GIVEN EXERCISE: Leave out the images and repeat the listing below without a single change.

EXERCISE DATA:
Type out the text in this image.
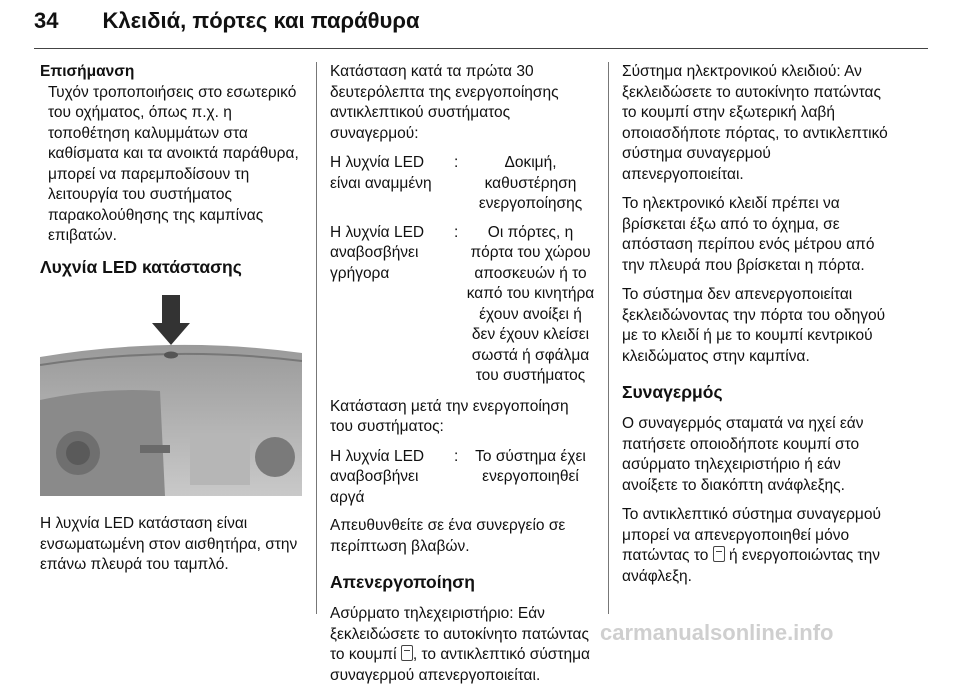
34 Κλειδιά, πόρτες και παράθυρα
Επισήμανση

Τυχόν τροποποιήσεις στο εσωτερικό του οχήματος, όπως π.χ. η τοποθέτηση καλυμμάτων στα καθίσματα και τα ανοικτά παράθυρα, μπορεί να παρεμποδίσουν τη λειτουργία του συστήματος παρακολούθησης της καμπίνας επιβατών.

Λυχνία LED κατάστασης

Η λυχνία LED κατάσταση είναι ενσωματωμένη στον αισθητήρα, στην επάνω πλευρά του ταμπλό.

Κατάσταση κατά τα πρώτα 30 δευτερόλεπτα της ενεργοποίησης αντικλεπτικού συστήματος συναγερμού:

Η λυχνία LED είναι αναμμένη
:	Δοκιμή, καθυστέρηση ενεργοποίησης
Η λυχνία LED αναβοσβήνει γρήγορα
:	Οι πόρτες, η πόρτα του χώρου αποσκευών ή το καπό του κινητήρα έχουν ανοίξει ή δεν έχουν κλείσει σωστά ή σφάλμα του συστήματος

Κατάσταση μετά την ενεργοποίηση του συστήματος:

Η λυχνία LED αναβοσβήνει αργά
:	Το σύστημα έχει ενεργοποιηθεί

Απευθυνθείτε σε ένα συνεργείο σε περίπτωση βλαβών.

Απενεργοποίηση

Ασύρματο τηλεχειριστήριο: Εάν ξεκλειδώσετε το αυτοκίνητο πατώντας το κουμπί , το αντικλεπτικό σύστημα συναγερμού απενεργοποιείται.

Σύστημα ηλεκτρονικού κλειδιού: Αν ξεκλειδώσετε το αυτοκίνητο πατώντας το κουμπί στην εξωτερική λαβή οποιασδήποτε πόρτας, το αντικλεπτικό σύστημα συναγερμού απενεργοποιείται.

Το ηλεκτρονικό κλειδί πρέπει να βρίσκεται έξω από το όχημα, σε απόσταση περίπου ενός μέτρου από την πλευρά που βρίσκεται η πόρτα.

Το σύστημα δεν απενεργοποιείται ξεκλειδώνοντας την πόρτα του οδηγού με το κλειδί ή με το κουμπί κεντρικού κλειδώματος στην καμπίνα.

Συναγερμός

Ο συναγερμός σταματά να ηχεί εάν πατήσετε οποιοδήποτε κουμπί στο ασύρματο τηλεχειριστήριο ή εάν ανοίξετε το διακόπτη ανάφλεξης.

Το αντικλεπτικό σύστημα συναγερμού μπορεί να απενεργοποιηθεί μόνο πατώντας το ή ενεργοποιώντας την ανάφλεξη.

carmanualsonline.info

ANSWER IN FULL:
Type out the text in this image.
34 Κλειδιά, πόρτες και παράθυρα
Επισήμανση

Τυχόν τροποποιήσεις στο εσωτερικό του οχήματος, όπως π.χ. η τοποθέτηση καλυμμάτων στα καθίσματα και τα ανοικτά παράθυρα, μπορεί να παρεμποδίσουν τη λειτουργία του συστήματος παρακολούθησης της καμπίνας επιβατών.

Λυχνία LED κατάστασης

Η λυχνία LED κατάσταση είναι ενσωματωμένη στον αισθητήρα, στην επάνω πλευρά του ταμπλό.

Κατάσταση κατά τα πρώτα 30 δευτερόλεπτα της ενεργοποίησης αντικλεπτικού συστήματος συναγερμού:

Η λυχνία LED είναι αναμμένη
:	Δοκιμή, καθυστέρηση ενεργοποίησης
Η λυχνία LED αναβοσβήνει γρήγορα
:	Οι πόρτες, η πόρτα του χώρου αποσκευών ή το καπό του κινητήρα έχουν ανοίξει ή δεν έχουν κλείσει σωστά ή σφάλμα του συστήματος

Κατάσταση μετά την ενεργοποίηση του συστήματος:

Η λυχνία LED αναβοσβήνει αργά
:	Το σύστημα έχει ενεργοποιηθεί

Απευθυνθείτε σε ένα συνεργείο σε περίπτωση βλαβών.

Απενεργοποίηση

Ασύρματο τηλεχειριστήριο: Εάν ξεκλειδώσετε το αυτοκίνητο πατώντας το κουμπί , το αντικλεπτικό σύστημα συναγερμού απενεργοποιείται.

Σύστημα ηλεκτρονικού κλειδιού: Αν ξεκλειδώσετε το αυτοκίνητο πατώντας το κουμπί στην εξωτερική λαβή οποιασδήποτε πόρτας, το αντικλεπτικό σύστημα συναγερμού απενεργοποιείται.

Το ηλεκτρονικό κλειδί πρέπει να βρίσκεται έξω από το όχημα, σε απόσταση περίπου ενός μέτρου από την πλευρά που βρίσκεται η πόρτα.

Το σύστημα δεν απενεργοποιείται ξεκλειδώνοντας την πόρτα του οδηγού με το κλειδί ή με το κουμπί κεντρικού κλειδώματος στην καμπίνα.

Συναγερμός

Ο συναγερμός σταματά να ηχεί εάν πατήσετε οποιοδήποτε κουμπί στο ασύρματο τηλεχειριστήριο ή εάν ανοίξετε το διακόπτη ανάφλεξης.

Το αντικλεπτικό σύστημα συναγερμού μπορεί να απενεργοποιηθεί μόνο πατώντας το ή ενεργοποιώντας την ανάφλεξη.

carmanualsonline.info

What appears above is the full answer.